SOURCE EXTRACT -
------

    – Deployment of military personnel into major metropolitan areas as well as all major roadways to establish travel checkpoints. Restrict travel and movement. Provide logistical support to the area. Expected by Q3 2021.
     
    Along with that provided road map the Strategic Planning committee was asked to design an effective way of transitioning Canadians to meet a unprecedented economic endeavor. One that would change the face of Canada and forever alter the lives of Canadians. What we were told was that in order to offset what was essentially an economic collapse on a international scale, that the federal government was going to offer Canadians a total debt relief. This is how it works: the federal government will offer to eliminate all personal debts (mortgages, loans, credit cards, etc) which all funding will be provided
    to Canada by the IMF under what will become known as the World Debt Reset program. In exchange for acceptance of this total debt forgiveness the individual would forfeit ownership of any and all property and assets forever. The individual would also have to agree to partake in the COVID-19 and COVID-21 vaccination schedule, which would provide the individual with unrestricted travel and unrestricted living even under a full lock down (through the use of photo identification referred to as Canada’s HealthPass) .

------

SOURCE MATERIAL -
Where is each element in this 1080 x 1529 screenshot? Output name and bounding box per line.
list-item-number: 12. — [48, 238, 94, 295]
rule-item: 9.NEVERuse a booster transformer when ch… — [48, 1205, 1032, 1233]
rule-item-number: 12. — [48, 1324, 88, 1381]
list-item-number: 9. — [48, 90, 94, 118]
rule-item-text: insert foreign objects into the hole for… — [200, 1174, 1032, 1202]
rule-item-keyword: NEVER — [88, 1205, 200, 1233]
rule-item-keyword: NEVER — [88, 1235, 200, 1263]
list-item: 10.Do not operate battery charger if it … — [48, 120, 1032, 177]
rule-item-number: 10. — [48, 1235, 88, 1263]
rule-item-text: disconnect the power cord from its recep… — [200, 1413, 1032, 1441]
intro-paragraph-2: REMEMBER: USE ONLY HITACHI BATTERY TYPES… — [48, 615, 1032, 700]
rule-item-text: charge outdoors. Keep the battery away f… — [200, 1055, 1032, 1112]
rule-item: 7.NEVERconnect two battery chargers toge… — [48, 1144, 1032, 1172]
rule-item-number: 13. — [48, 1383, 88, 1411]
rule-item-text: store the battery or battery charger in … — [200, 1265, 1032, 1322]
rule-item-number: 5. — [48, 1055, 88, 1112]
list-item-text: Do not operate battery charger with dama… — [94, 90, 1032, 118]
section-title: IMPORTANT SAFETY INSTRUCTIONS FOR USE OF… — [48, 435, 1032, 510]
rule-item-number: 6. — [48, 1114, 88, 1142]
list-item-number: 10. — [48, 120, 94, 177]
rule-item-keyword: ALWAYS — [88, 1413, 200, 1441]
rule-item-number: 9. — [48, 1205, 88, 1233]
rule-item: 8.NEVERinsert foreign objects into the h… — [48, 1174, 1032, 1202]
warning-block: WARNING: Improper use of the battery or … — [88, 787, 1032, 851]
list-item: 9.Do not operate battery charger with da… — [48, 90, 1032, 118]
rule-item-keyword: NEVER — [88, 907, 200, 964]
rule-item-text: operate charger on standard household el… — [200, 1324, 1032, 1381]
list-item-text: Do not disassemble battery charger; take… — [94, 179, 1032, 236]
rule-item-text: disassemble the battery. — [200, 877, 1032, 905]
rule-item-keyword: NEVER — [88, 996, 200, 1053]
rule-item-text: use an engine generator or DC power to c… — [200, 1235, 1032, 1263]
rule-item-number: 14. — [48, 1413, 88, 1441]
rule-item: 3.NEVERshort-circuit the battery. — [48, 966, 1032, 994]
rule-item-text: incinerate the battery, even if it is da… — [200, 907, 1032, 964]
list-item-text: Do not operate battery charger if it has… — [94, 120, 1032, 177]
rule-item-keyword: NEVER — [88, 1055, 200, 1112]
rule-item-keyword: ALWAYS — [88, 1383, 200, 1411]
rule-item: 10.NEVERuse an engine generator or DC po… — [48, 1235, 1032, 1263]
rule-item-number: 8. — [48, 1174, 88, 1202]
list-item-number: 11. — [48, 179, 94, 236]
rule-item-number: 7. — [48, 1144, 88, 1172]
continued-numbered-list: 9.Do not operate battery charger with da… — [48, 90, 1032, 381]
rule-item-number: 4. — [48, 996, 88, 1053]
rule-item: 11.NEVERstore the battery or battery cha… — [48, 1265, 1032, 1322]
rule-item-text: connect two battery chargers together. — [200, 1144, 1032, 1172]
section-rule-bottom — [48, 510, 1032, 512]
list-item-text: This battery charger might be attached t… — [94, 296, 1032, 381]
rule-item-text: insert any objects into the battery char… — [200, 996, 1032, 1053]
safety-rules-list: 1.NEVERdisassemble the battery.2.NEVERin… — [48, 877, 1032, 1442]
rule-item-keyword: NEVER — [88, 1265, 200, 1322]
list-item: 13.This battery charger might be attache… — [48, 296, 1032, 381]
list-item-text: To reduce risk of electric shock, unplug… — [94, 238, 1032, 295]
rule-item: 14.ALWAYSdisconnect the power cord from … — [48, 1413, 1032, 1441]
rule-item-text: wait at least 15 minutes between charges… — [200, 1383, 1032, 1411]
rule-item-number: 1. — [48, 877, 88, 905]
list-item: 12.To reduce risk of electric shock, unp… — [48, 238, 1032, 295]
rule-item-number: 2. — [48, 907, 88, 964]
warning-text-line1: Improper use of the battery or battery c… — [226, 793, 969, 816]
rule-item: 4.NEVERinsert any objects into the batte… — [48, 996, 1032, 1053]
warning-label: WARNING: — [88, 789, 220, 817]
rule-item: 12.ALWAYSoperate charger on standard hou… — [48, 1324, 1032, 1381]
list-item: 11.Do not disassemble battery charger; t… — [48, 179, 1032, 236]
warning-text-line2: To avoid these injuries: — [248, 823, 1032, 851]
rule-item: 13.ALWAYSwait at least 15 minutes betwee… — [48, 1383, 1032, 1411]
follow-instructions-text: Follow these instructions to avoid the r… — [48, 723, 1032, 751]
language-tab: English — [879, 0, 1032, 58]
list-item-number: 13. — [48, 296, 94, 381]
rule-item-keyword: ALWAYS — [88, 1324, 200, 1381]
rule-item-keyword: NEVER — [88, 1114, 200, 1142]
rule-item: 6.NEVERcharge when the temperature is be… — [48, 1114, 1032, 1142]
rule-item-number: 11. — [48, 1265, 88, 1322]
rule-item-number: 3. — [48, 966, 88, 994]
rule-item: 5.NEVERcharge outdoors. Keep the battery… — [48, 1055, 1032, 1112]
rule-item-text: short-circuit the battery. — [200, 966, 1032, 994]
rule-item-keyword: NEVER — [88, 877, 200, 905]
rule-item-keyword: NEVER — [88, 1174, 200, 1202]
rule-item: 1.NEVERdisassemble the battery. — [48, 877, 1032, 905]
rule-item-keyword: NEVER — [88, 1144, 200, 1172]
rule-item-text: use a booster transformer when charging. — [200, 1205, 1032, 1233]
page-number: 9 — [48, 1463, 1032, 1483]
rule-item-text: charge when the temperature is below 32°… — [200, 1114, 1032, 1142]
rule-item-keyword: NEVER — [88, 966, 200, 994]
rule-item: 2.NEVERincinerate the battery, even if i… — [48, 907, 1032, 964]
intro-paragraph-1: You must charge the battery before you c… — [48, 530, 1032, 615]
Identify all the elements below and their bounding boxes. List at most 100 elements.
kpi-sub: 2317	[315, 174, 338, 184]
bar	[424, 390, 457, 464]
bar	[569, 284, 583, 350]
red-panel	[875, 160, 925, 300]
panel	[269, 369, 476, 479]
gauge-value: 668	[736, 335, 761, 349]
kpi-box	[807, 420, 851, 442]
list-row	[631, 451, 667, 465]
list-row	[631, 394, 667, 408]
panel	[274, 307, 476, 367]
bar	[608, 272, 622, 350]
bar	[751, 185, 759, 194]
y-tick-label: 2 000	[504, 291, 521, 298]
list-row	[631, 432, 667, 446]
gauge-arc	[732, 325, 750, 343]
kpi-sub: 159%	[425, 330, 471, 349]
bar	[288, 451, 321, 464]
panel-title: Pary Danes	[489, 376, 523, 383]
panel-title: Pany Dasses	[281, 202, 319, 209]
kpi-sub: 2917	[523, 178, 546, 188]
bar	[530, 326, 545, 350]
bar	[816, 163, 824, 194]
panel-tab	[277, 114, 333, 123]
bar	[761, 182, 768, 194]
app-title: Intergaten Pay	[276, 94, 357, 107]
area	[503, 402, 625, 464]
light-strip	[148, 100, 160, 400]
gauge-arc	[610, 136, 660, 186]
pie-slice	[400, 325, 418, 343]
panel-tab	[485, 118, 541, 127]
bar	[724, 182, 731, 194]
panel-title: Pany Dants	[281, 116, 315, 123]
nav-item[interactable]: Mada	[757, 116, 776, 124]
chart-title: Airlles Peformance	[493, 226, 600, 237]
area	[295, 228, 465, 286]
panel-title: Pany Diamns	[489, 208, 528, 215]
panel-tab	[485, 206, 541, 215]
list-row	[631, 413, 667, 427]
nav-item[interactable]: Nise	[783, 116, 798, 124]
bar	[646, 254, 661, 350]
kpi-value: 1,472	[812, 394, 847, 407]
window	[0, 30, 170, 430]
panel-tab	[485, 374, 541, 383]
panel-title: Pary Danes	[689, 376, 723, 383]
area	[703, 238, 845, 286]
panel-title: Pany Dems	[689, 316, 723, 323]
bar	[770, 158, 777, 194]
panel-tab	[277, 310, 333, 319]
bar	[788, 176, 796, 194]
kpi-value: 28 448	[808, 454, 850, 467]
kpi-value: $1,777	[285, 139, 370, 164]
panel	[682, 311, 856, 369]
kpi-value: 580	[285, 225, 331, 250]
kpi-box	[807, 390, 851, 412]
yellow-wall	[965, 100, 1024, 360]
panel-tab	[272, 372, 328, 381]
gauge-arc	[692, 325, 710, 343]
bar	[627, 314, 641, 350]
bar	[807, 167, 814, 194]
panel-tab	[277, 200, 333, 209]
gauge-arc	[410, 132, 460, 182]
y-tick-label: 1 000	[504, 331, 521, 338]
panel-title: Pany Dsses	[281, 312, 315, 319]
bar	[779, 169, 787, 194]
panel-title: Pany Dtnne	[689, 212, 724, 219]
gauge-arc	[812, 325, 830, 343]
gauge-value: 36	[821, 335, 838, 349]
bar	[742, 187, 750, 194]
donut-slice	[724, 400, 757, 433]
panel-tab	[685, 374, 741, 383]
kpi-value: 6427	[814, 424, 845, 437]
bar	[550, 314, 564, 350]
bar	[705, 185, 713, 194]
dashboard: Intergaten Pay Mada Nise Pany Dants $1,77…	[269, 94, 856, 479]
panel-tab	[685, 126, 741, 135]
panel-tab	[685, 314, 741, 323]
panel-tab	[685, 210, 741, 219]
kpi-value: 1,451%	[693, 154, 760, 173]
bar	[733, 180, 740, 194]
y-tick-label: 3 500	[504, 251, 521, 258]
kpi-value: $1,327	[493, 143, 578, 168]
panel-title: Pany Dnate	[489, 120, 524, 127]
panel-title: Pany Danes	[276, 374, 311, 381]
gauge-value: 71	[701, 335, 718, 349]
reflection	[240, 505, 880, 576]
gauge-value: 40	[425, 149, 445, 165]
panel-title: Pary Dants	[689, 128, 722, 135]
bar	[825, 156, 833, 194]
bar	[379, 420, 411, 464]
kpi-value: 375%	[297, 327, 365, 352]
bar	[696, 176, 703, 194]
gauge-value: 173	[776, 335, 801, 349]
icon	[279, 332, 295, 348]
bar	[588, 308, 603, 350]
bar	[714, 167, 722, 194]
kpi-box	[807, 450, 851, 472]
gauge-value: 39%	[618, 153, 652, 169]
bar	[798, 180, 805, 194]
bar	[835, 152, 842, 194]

------

INSTRUCTIONS -
1. In the passage on the debt relief plan, which kinds of personal debt are named in parentheses as examples?
2. According to the passage on the debt relief plan, what would an individual forfeit in exchange for accepting total debt forgiveness?
3. Write the next part of the passage on the debt relief plan, starting after its last sentence.

RESPONSE LIST -
1. Mortgages, loans, credit cards

2. Ownership of any and all property and assets forever.

3.
    Committee members asked who would become the owner of the forfeited property and assets in that scenario and what would happen to lenders or financial institutions, we were simply told “the World Debt Reset program will handle all of the details”. Several committee members also questioned what would happen to individuals if they refused to participate in the World Debt Reset program, or the HealthPass, or the vaccination schedule, and the answer we got was very troubling. Essentially we were told it was our duty to make sure we came up with a plan to ensure that would never happen. We were told it was in the individuals best interest to participate. When several committee members pushed relentlessly to get an answer we were told that those who refused would first live under the lock down restrictions indefinitely. And that over a short period of time as more Canadians transitioned into the debt forgiveness program, the ones who refused to participate would be deemed a public safety risk and would be relocated into isolation facilities. Once in those facilities they would be given two options, participate in the debt forgiveness program and be released, or stay indefinitely in the isolation facility under the classification of a serious public health risk and have all their assets seized.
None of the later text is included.